▶ _AIM OF THE EXERCISE_: Copy all of the records below line for line without changing anything, and leave the pictures out.

▶ _INFORMATION SHOWN_:
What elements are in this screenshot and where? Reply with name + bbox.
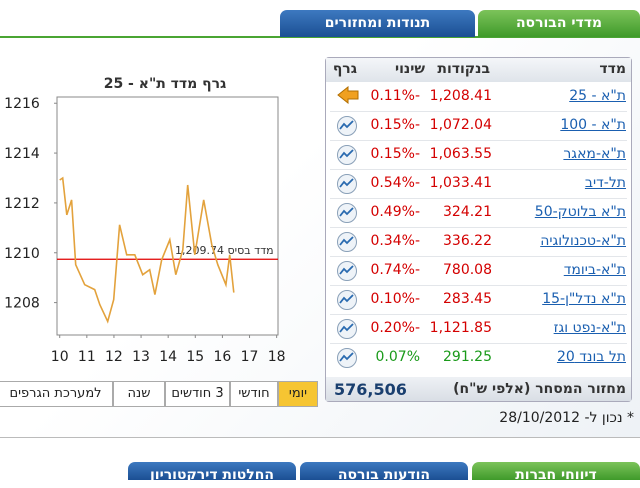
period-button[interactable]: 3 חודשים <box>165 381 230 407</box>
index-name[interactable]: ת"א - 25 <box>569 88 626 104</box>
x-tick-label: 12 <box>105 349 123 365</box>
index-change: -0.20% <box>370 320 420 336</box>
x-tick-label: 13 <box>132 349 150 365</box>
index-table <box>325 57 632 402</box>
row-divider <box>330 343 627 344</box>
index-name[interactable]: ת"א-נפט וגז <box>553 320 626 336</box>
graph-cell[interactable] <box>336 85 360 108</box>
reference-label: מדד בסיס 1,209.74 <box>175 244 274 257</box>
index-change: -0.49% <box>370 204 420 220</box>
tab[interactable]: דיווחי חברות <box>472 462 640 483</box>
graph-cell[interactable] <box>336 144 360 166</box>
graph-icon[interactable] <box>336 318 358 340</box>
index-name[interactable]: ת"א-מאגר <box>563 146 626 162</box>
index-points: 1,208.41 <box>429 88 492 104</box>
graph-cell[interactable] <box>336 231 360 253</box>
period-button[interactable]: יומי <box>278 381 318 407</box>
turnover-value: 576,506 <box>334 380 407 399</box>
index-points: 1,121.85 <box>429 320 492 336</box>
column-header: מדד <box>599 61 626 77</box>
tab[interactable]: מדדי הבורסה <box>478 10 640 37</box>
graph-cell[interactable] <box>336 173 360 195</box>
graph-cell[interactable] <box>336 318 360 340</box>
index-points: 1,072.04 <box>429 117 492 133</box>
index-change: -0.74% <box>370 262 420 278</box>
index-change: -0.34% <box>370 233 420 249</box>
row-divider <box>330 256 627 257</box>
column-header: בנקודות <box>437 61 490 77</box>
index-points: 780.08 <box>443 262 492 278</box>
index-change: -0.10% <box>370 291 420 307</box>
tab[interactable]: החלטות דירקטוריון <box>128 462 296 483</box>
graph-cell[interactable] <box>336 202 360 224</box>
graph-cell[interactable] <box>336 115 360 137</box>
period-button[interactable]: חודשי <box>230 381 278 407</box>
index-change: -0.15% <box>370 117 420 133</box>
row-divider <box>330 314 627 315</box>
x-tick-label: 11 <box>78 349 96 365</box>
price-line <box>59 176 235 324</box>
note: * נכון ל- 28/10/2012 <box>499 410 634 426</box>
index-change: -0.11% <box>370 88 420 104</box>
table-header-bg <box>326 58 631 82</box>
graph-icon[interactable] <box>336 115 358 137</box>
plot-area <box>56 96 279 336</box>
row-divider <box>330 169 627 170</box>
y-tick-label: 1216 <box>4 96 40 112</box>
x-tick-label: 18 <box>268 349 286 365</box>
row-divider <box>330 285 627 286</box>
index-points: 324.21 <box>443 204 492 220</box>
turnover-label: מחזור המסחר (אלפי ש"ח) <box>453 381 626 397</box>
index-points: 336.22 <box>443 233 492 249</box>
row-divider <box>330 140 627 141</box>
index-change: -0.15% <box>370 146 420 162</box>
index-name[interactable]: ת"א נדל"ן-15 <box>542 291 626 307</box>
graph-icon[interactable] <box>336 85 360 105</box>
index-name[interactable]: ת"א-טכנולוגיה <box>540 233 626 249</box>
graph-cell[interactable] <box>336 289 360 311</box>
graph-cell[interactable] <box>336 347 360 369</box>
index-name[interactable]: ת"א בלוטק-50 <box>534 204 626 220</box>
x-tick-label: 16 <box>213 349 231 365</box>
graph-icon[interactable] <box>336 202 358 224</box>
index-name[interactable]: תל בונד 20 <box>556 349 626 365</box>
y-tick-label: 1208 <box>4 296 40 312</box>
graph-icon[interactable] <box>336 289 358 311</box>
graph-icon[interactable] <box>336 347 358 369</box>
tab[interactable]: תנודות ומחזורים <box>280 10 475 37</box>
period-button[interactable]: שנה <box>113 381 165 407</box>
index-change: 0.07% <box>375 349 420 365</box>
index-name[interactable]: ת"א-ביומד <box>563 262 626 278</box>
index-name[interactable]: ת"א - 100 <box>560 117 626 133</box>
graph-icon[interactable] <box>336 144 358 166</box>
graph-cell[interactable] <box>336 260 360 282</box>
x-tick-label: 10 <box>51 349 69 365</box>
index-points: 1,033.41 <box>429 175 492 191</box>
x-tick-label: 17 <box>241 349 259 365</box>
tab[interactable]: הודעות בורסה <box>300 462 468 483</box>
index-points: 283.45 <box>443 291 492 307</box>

▶ _RESULT FOR THIS EXERCISE_:
What elements are in this screenshot and where? Reply with name + bbox.
period-button[interactable]: 3 חודשים <box>165 381 230 407</box>
index-name[interactable]: ת"א - 25 <box>569 88 626 104</box>
x-tick-label: 12 <box>105 349 123 365</box>
index-change: -0.20% <box>370 320 420 336</box>
x-tick-label: 13 <box>132 349 150 365</box>
index-table <box>325 57 632 402</box>
row-divider <box>330 343 627 344</box>
index-name[interactable]: ת"א-נפט וגז <box>553 320 626 336</box>
graph-cell[interactable] <box>336 85 360 108</box>
reference-label: מדד בסיס 1,209.74 <box>175 244 274 257</box>
index-change: -0.49% <box>370 204 420 220</box>
tab[interactable]: דיווחי חברות <box>472 462 640 483</box>
graph-cell[interactable] <box>336 144 360 166</box>
graph-icon[interactable] <box>336 318 358 340</box>
index-name[interactable]: ת"א-מאגר <box>563 146 626 162</box>
index-points: 1,208.41 <box>429 88 492 104</box>
graph-cell[interactable] <box>336 231 360 253</box>
period-button[interactable]: יומי <box>278 381 318 407</box>
turnover-value: 576,506 <box>334 380 407 399</box>
index-points: 1,121.85 <box>429 320 492 336</box>
column-header: מדד <box>599 61 626 77</box>
tab[interactable]: מדדי הבורסה <box>478 10 640 37</box>
graph-cell[interactable] <box>336 173 360 195</box>
graph-cell[interactable] <box>336 318 360 340</box>
index-points: 1,072.04 <box>429 117 492 133</box>
index-change: -0.74% <box>370 262 420 278</box>
index-change: -0.34% <box>370 233 420 249</box>
row-divider <box>330 256 627 257</box>
column-header: בנקודות <box>437 61 490 77</box>
index-points: 780.08 <box>443 262 492 278</box>
index-change: -0.10% <box>370 291 420 307</box>
tab[interactable]: החלטות דירקטוריון <box>128 462 296 483</box>
graph-cell[interactable] <box>336 202 360 224</box>
graph-cell[interactable] <box>336 115 360 137</box>
period-button[interactable]: חודשי <box>230 381 278 407</box>
index-change: -0.15% <box>370 117 420 133</box>
row-divider <box>330 314 627 315</box>
x-tick-label: 11 <box>78 349 96 365</box>
price-line <box>59 176 235 324</box>
note: * נכון ל- 28/10/2012 <box>499 410 634 426</box>
index-change: -0.11% <box>370 88 420 104</box>
table-header-bg <box>326 58 631 82</box>
graph-icon[interactable] <box>336 115 358 137</box>
plot-area <box>56 96 279 336</box>
row-divider <box>330 169 627 170</box>
y-tick-label: 1216 <box>4 96 40 112</box>
x-tick-label: 18 <box>268 349 286 365</box>
row-divider <box>330 285 627 286</box>
index-points: 324.21 <box>443 204 492 220</box>
turnover-label: מחזור המסחר (אלפי ש"ח) <box>453 381 626 397</box>
index-points: 336.22 <box>443 233 492 249</box>
row-divider <box>330 140 627 141</box>
index-change: -0.15% <box>370 146 420 162</box>
index-name[interactable]: ת"א נדל"ן-15 <box>542 291 626 307</box>
graph-icon[interactable] <box>336 85 360 105</box>
index-name[interactable]: ת"א-טכנולוגיה <box>540 233 626 249</box>
graph-cell[interactable] <box>336 289 360 311</box>
graph-cell[interactable] <box>336 347 360 369</box>
index-name[interactable]: ת"א בלוטק-50 <box>534 204 626 220</box>
x-tick-label: 16 <box>213 349 231 365</box>
graph-icon[interactable] <box>336 202 358 224</box>
index-name[interactable]: תל בונד 20 <box>556 349 626 365</box>
y-tick-label: 1208 <box>4 296 40 312</box>
graph-icon[interactable] <box>336 289 358 311</box>
graph-icon[interactable] <box>336 347 358 369</box>
tab[interactable]: תנודות ומחזורים <box>280 10 475 37</box>
period-button[interactable]: שנה <box>113 381 165 407</box>
index-change: 0.07% <box>375 349 420 365</box>
index-name[interactable]: ת"א-ביומד <box>563 262 626 278</box>
index-name[interactable]: ת"א - 100 <box>560 117 626 133</box>
graph-icon[interactable] <box>336 144 358 166</box>
graph-cell[interactable] <box>336 260 360 282</box>
x-tick-label: 10 <box>51 349 69 365</box>
index-points: 1,033.41 <box>429 175 492 191</box>
x-tick-label: 17 <box>241 349 259 365</box>
tab[interactable]: הודעות בורסה <box>300 462 468 483</box>
index-points: 283.45 <box>443 291 492 307</box>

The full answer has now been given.